### WRITTEN PROBLEM
Collect each line holding the string "remaining".
Begin
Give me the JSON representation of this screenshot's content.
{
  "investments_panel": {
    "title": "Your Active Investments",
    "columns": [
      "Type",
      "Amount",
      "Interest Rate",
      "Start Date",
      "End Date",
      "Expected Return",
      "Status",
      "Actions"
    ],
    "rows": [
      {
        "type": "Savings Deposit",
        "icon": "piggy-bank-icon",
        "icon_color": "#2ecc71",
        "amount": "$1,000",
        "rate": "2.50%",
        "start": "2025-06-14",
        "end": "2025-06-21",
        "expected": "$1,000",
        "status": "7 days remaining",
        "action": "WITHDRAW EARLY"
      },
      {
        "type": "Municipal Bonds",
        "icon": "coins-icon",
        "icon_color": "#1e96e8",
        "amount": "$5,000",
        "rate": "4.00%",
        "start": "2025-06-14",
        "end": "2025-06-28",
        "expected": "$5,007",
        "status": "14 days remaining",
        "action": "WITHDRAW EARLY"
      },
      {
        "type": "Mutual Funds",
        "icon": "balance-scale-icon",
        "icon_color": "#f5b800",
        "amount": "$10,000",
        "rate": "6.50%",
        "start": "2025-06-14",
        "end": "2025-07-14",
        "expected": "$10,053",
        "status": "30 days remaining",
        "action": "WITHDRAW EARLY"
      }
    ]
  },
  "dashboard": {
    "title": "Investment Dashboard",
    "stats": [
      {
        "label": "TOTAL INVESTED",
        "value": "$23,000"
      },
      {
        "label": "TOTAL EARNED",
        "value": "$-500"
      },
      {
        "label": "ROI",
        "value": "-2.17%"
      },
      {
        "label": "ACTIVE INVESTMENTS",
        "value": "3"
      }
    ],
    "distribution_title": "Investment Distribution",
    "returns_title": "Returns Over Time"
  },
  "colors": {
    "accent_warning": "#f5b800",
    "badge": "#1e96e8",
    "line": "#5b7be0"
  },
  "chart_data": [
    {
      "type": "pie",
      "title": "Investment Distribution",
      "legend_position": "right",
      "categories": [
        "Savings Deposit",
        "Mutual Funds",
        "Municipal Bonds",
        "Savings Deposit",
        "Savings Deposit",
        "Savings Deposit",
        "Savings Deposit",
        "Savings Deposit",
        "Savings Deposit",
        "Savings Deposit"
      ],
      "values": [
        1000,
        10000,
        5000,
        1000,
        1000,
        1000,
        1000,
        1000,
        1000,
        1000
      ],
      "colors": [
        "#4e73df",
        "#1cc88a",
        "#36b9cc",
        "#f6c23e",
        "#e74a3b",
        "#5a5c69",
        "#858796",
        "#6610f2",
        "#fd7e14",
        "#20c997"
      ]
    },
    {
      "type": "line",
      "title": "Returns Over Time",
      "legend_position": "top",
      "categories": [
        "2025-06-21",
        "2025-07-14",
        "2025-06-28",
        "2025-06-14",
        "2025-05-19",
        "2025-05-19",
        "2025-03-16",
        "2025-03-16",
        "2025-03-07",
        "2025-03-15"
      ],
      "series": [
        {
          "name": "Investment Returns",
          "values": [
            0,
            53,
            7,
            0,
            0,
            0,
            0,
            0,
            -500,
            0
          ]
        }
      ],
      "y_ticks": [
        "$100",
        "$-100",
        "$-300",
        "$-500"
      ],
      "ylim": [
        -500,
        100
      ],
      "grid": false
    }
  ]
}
End
### ANSWER FOR THIS EXERCISE
        "status": "7 days remaining",
        "status": "14 days remaining",
        "status": "30 days remaining",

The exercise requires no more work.